>> START DATA PROVIDED

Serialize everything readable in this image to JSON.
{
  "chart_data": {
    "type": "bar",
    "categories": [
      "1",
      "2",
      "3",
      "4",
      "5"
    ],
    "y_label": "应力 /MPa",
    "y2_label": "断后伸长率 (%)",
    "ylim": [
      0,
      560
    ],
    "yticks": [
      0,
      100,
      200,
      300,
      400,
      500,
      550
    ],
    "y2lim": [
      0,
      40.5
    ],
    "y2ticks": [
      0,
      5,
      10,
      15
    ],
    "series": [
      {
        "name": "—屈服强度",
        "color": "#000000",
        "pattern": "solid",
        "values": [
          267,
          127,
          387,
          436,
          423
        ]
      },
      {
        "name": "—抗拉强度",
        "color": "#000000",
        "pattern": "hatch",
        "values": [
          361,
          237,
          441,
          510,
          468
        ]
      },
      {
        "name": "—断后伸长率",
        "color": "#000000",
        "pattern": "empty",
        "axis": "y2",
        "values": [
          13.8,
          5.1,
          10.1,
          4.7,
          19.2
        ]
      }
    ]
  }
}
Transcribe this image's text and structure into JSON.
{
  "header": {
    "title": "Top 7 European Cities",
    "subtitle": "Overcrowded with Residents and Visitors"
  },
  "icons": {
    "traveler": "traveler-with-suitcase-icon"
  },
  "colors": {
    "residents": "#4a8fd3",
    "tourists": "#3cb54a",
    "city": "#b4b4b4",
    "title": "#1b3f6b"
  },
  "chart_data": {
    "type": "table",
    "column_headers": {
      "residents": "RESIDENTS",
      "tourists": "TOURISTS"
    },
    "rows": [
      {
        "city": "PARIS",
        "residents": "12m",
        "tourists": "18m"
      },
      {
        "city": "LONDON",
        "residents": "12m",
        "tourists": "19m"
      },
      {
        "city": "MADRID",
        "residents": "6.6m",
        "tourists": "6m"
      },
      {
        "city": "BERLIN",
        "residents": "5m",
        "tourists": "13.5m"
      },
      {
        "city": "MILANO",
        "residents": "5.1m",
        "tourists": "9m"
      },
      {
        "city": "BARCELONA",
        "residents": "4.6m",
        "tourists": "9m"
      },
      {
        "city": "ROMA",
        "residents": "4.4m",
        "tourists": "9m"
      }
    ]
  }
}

>> END DATA PROVIDED

GOAL OF THE EXERCISE:
Where a line above contains the word "with", copy that line.

SOLVED EXERCISE:
    "subtitle": "Overcrowded with Residents and Visitors"
    "traveler": "traveler-with-suitcase-icon"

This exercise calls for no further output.